- [Required task]: Report how many lines include the word "Народний", and nothing besides that number.
<<<<
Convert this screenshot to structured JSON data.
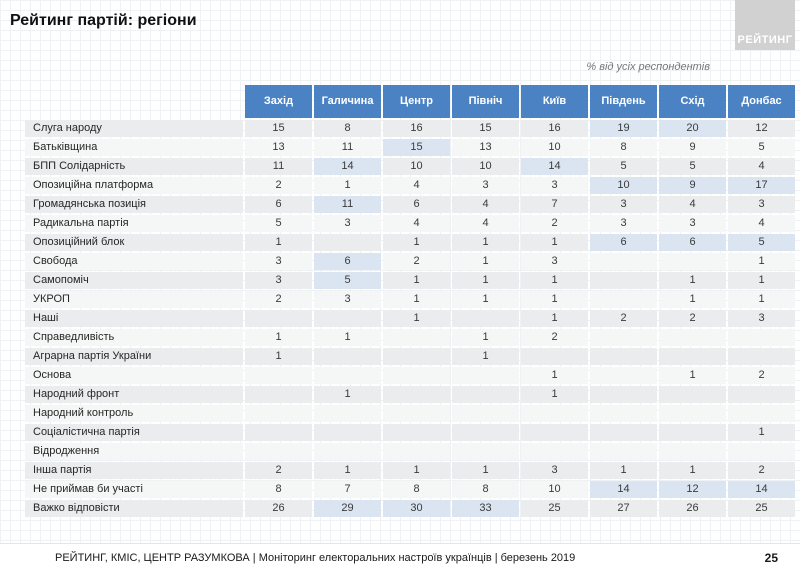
{
  "slide": {
    "title": "Рейтинг партій: регіони",
    "logo_text": "РЕЙТИНГ",
    "subtitle": "% від усіх респондентів",
    "footer": {
      "source": "РЕЙТИНГ, КМІС, ЦЕНТР РАЗУМКОВА  | Моніторинг електоральних настроїв українців | березень 2019",
      "page_number": "25"
    }
  },
  "colors": {
    "header_bg": "#4b82c4",
    "header_text": "#ffffff",
    "row_bg_odd": "#ebeced",
    "row_bg_even": "#f5f6f6",
    "highlight_bg": "#dbe5f1",
    "logo_bg": "#d1d1d1"
  },
  "chart_data": {
    "type": "table",
    "title": "Рейтинг партій: регіони",
    "unit": "% від усіх респондентів",
    "columns": [
      "Захід",
      "Галичина",
      "Центр",
      "Північ",
      "Київ",
      "Південь",
      "Схід",
      "Донбас"
    ],
    "rows": [
      {
        "label": "Слуга народу",
        "values": [
          "15",
          "8",
          "16",
          "15",
          "16",
          "19",
          "20",
          "12"
        ],
        "highlight": [
          5,
          6
        ]
      },
      {
        "label": "Батьківщина",
        "values": [
          "13",
          "11",
          "15",
          "13",
          "10",
          "8",
          "9",
          "5"
        ],
        "highlight": [
          2
        ]
      },
      {
        "label": "БПП Солідарність",
        "values": [
          "11",
          "14",
          "10",
          "10",
          "14",
          "5",
          "5",
          "4"
        ],
        "highlight": [
          1,
          4
        ]
      },
      {
        "label": "Опозиційна платформа",
        "values": [
          "2",
          "1",
          "4",
          "3",
          "3",
          "10",
          "9",
          "17"
        ],
        "highlight": [
          5,
          6,
          7
        ]
      },
      {
        "label": "Громадянська позиція",
        "values": [
          "6",
          "11",
          "6",
          "4",
          "7",
          "3",
          "4",
          "3"
        ],
        "highlight": [
          1
        ]
      },
      {
        "label": "Радикальна партія",
        "values": [
          "5",
          "3",
          "4",
          "4",
          "2",
          "3",
          "3",
          "4"
        ],
        "highlight": []
      },
      {
        "label": "Опозиційний блок",
        "values": [
          "1",
          "",
          "1",
          "1",
          "1",
          "6",
          "6",
          "5"
        ],
        "highlight": [
          5,
          6,
          7
        ]
      },
      {
        "label": "Свобода",
        "values": [
          "3",
          "6",
          "2",
          "1",
          "3",
          "",
          "",
          "1"
        ],
        "highlight": [
          1
        ]
      },
      {
        "label": "Самопоміч",
        "values": [
          "3",
          "5",
          "1",
          "1",
          "1",
          "",
          "1",
          "1"
        ],
        "highlight": [
          1
        ]
      },
      {
        "label": "УКРОП",
        "values": [
          "2",
          "3",
          "1",
          "1",
          "1",
          "",
          "1",
          "1"
        ],
        "highlight": []
      },
      {
        "label": "Наші",
        "values": [
          "",
          "",
          "1",
          "",
          "1",
          "2",
          "2",
          "3"
        ],
        "highlight": []
      },
      {
        "label": "Справедливість",
        "values": [
          "1",
          "1",
          "",
          "1",
          "2",
          "",
          "",
          ""
        ],
        "highlight": []
      },
      {
        "label": "Аграрна партія України",
        "values": [
          "1",
          "",
          "",
          "1",
          "",
          "",
          "",
          ""
        ],
        "highlight": []
      },
      {
        "label": "Основа",
        "values": [
          "",
          "",
          "",
          "",
          "1",
          "",
          "1",
          "2"
        ],
        "highlight": []
      },
      {
        "label": "Народний фронт",
        "values": [
          "",
          "1",
          "",
          "",
          "1",
          "",
          "",
          ""
        ],
        "highlight": []
      },
      {
        "label": "Народний контроль",
        "values": [
          "",
          "",
          "",
          "",
          "",
          "",
          "",
          ""
        ],
        "highlight": []
      },
      {
        "label": "Соціалістична партія",
        "values": [
          "",
          "",
          "",
          "",
          "",
          "",
          "",
          "1"
        ],
        "highlight": []
      },
      {
        "label": "Відродження",
        "values": [
          "",
          "",
          "",
          "",
          "",
          "",
          "",
          ""
        ],
        "highlight": []
      },
      {
        "label": "Інша партія",
        "values": [
          "2",
          "1",
          "1",
          "1",
          "3",
          "1",
          "1",
          "2"
        ],
        "highlight": []
      },
      {
        "label": "Не приймав би участі",
        "values": [
          "8",
          "7",
          "8",
          "8",
          "10",
          "14",
          "12",
          "14"
        ],
        "highlight": [
          5,
          6,
          7
        ]
      },
      {
        "label": "Важко відповісти",
        "values": [
          "26",
          "29",
          "30",
          "33",
          "25",
          "27",
          "26",
          "25"
        ],
        "highlight": [
          1,
          2,
          3
        ]
      }
    ]
  }
}
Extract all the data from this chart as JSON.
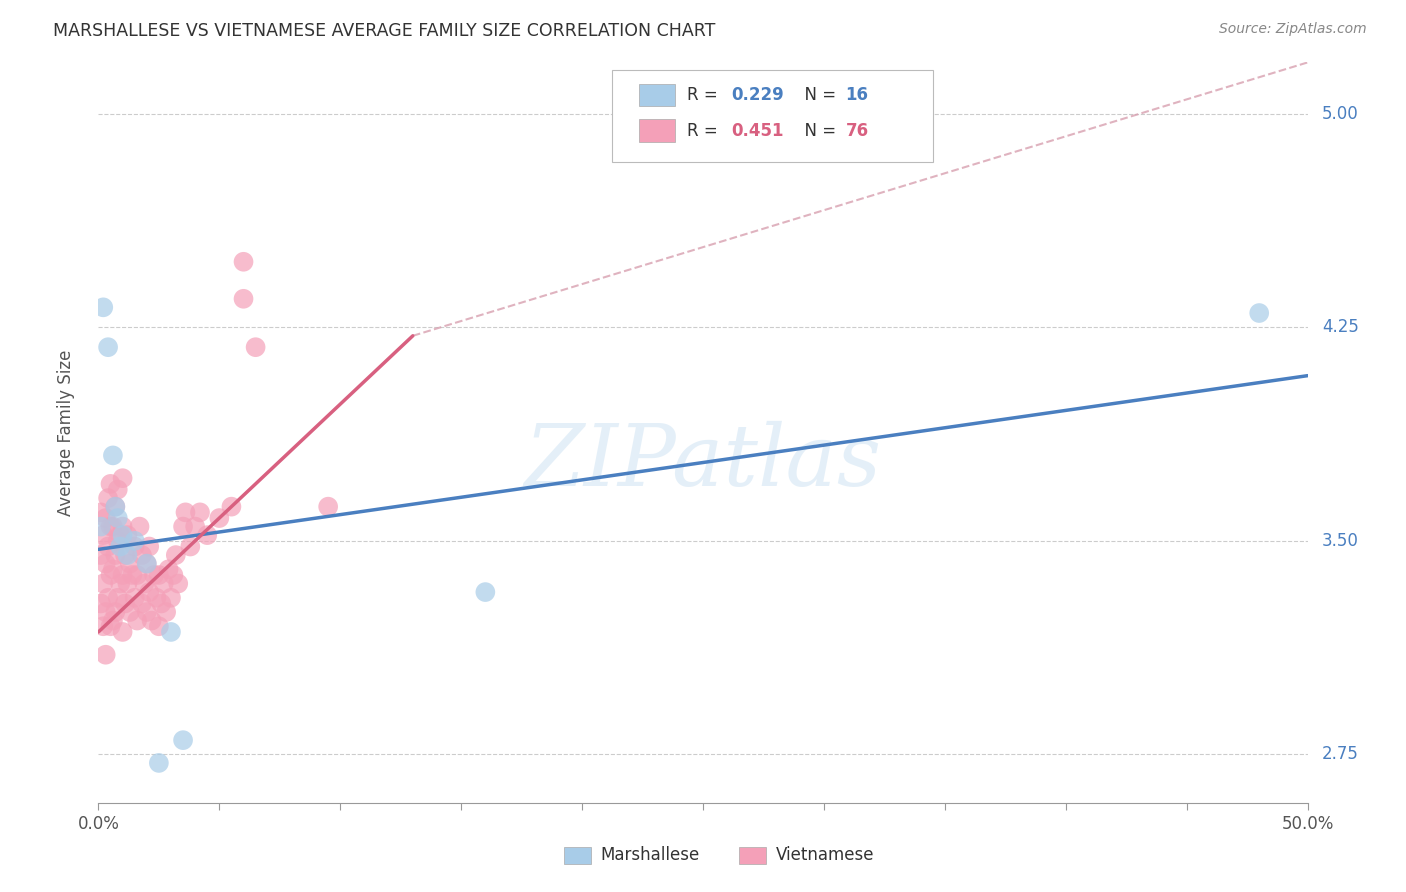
{
  "title": "MARSHALLESE VS VIETNAMESE AVERAGE FAMILY SIZE CORRELATION CHART",
  "source": "Source: ZipAtlas.com",
  "ylabel": "Average Family Size",
  "right_yticks": [
    2.75,
    3.5,
    4.25,
    5.0
  ],
  "background_color": "#ffffff",
  "watermark": "ZIPatlas",
  "blue_color": "#a8cce8",
  "pink_color": "#f4a0b8",
  "blue_line_color": "#4a7fc0",
  "pink_line_color": "#d86080",
  "dashed_line_color": "#d8a0b0",
  "blue_r": "0.229",
  "blue_n": "16",
  "pink_r": "0.451",
  "pink_n": "76",
  "marshallese_x": [
    0.001,
    0.002,
    0.004,
    0.006,
    0.007,
    0.008,
    0.009,
    0.01,
    0.012,
    0.015,
    0.02,
    0.025,
    0.03,
    0.035,
    0.16,
    0.48
  ],
  "marshallese_y": [
    3.55,
    4.32,
    4.18,
    3.8,
    3.62,
    3.58,
    3.48,
    3.52,
    3.45,
    3.5,
    3.42,
    2.72,
    3.18,
    2.8,
    3.32,
    4.3
  ],
  "vietnamese_x": [
    0.001,
    0.001,
    0.001,
    0.002,
    0.002,
    0.002,
    0.003,
    0.003,
    0.003,
    0.003,
    0.004,
    0.004,
    0.004,
    0.005,
    0.005,
    0.005,
    0.005,
    0.006,
    0.006,
    0.006,
    0.007,
    0.007,
    0.007,
    0.008,
    0.008,
    0.008,
    0.009,
    0.009,
    0.01,
    0.01,
    0.01,
    0.01,
    0.011,
    0.011,
    0.012,
    0.012,
    0.013,
    0.013,
    0.014,
    0.015,
    0.015,
    0.016,
    0.016,
    0.017,
    0.018,
    0.018,
    0.019,
    0.02,
    0.02,
    0.021,
    0.021,
    0.022,
    0.023,
    0.024,
    0.025,
    0.025,
    0.026,
    0.027,
    0.028,
    0.029,
    0.03,
    0.031,
    0.032,
    0.033,
    0.035,
    0.036,
    0.038,
    0.04,
    0.042,
    0.045,
    0.05,
    0.055,
    0.06,
    0.06,
    0.065,
    0.095
  ],
  "vietnamese_y": [
    3.28,
    3.45,
    3.6,
    3.2,
    3.35,
    3.52,
    3.1,
    3.25,
    3.42,
    3.58,
    3.3,
    3.48,
    3.65,
    3.2,
    3.38,
    3.55,
    3.7,
    3.22,
    3.4,
    3.55,
    3.25,
    3.45,
    3.62,
    3.3,
    3.5,
    3.68,
    3.35,
    3.52,
    3.18,
    3.38,
    3.55,
    3.72,
    3.28,
    3.45,
    3.35,
    3.52,
    3.25,
    3.42,
    3.38,
    3.3,
    3.48,
    3.22,
    3.38,
    3.55,
    3.28,
    3.45,
    3.35,
    3.25,
    3.42,
    3.32,
    3.48,
    3.22,
    3.38,
    3.3,
    3.2,
    3.38,
    3.28,
    3.35,
    3.25,
    3.4,
    3.3,
    3.38,
    3.45,
    3.35,
    3.55,
    3.6,
    3.48,
    3.55,
    3.6,
    3.52,
    3.58,
    3.62,
    4.48,
    4.35,
    4.18,
    3.62
  ],
  "blue_line_x0": 0.0,
  "blue_line_y0": 3.47,
  "blue_line_x1": 0.5,
  "blue_line_y1": 4.08,
  "pink_line_x0": 0.0,
  "pink_line_y0": 3.18,
  "pink_line_x1": 0.13,
  "pink_line_y1": 4.22,
  "dash_line_x0": 0.13,
  "dash_line_y0": 4.22,
  "dash_line_x1": 0.5,
  "dash_line_y1": 5.18,
  "xmin": 0.0,
  "xmax": 0.5,
  "ymin": 2.58,
  "ymax": 5.18
}
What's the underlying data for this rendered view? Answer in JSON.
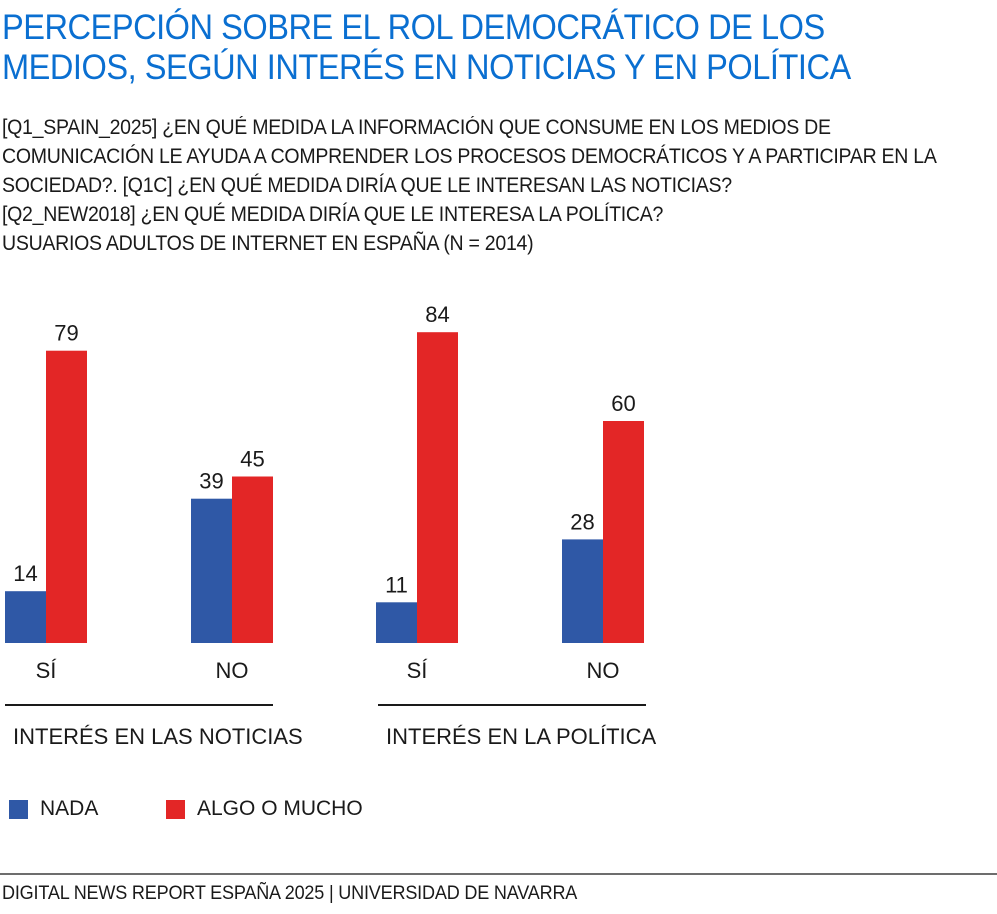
{
  "title_lines": [
    "PERCEPCIÓN SOBRE EL ROL DEMOCRÁTICO DE LOS",
    "MEDIOS, SEGÚN INTERÉS EN NOTICIAS Y EN POLÍTICA"
  ],
  "question_lines": [
    "[Q1_SPAIN_2025] ¿EN QUÉ MEDIDA LA INFORMACIÓN QUE CONSUME EN LOS MEDIOS DE",
    "COMUNICACIÓN LE AYUDA A COMPRENDER LOS PROCESOS DEMOCRÁTICOS Y A PARTICIPAR EN LA",
    "SOCIEDAD?. [Q1C] ¿EN QUÉ MEDIDA DIRÍA QUE LE INTERESAN LAS NOTICIAS?",
    "[Q2_NEW2018] ¿EN QUÉ MEDIDA DIRÍA QUE LE INTERESA LA POLÍTICA?",
    "USUARIOS ADULTOS DE INTERNET EN ESPAÑA (N = 2014)"
  ],
  "chart_data": {
    "type": "bar",
    "groups": [
      {
        "label": "INTERÉS EN LAS NOTICIAS",
        "categories": [
          "SÍ",
          "NO"
        ]
      },
      {
        "label": "INTERÉS EN LA POLÍTICA",
        "categories": [
          "SÍ",
          "NO"
        ]
      }
    ],
    "categories": [
      "SÍ",
      "NO",
      "SÍ",
      "NO"
    ],
    "series": [
      {
        "name": "NADA",
        "color": "#2f58a6",
        "values": [
          14,
          39,
          11,
          28
        ]
      },
      {
        "name": "ALGO O MUCHO",
        "color": "#e32626",
        "values": [
          79,
          45,
          84,
          60
        ]
      }
    ],
    "ylim": [
      0,
      100
    ],
    "grid": false,
    "legend_position": "bottom-left"
  },
  "footer": "DIGITAL NEWS REPORT ESPAÑA 2025 | UNIVERSIDAD DE NAVARRA"
}
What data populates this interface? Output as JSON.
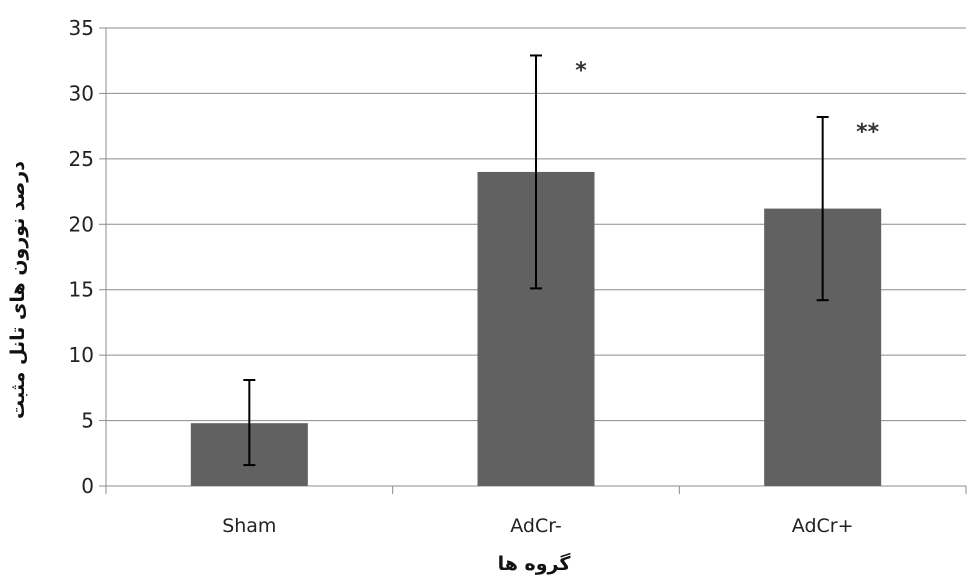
{
  "chart_data": {
    "type": "bar",
    "title": "",
    "xlabel": "گروه ها",
    "ylabel": "درصد نورون های تانل مثبت",
    "categories": [
      "Sham",
      "AdCr-",
      "AdCr+"
    ],
    "series": [
      {
        "values": [
          4.8,
          24.0,
          21.2
        ],
        "error_low": [
          1.6,
          15.1,
          14.2
        ],
        "error_high": [
          8.1,
          32.9,
          28.2
        ],
        "annotations": [
          "",
          "*",
          "**"
        ]
      }
    ],
    "ylim": [
      0,
      35
    ],
    "yticks": [
      0,
      5,
      10,
      15,
      20,
      25,
      30,
      35
    ],
    "grid": true,
    "legend": "none",
    "colors": {
      "bar": "#616161",
      "grid": "#8c8c8c",
      "axis": "#8c8c8c",
      "error": "#000000"
    }
  }
}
>>>>
- [Solution to the exercise]: 2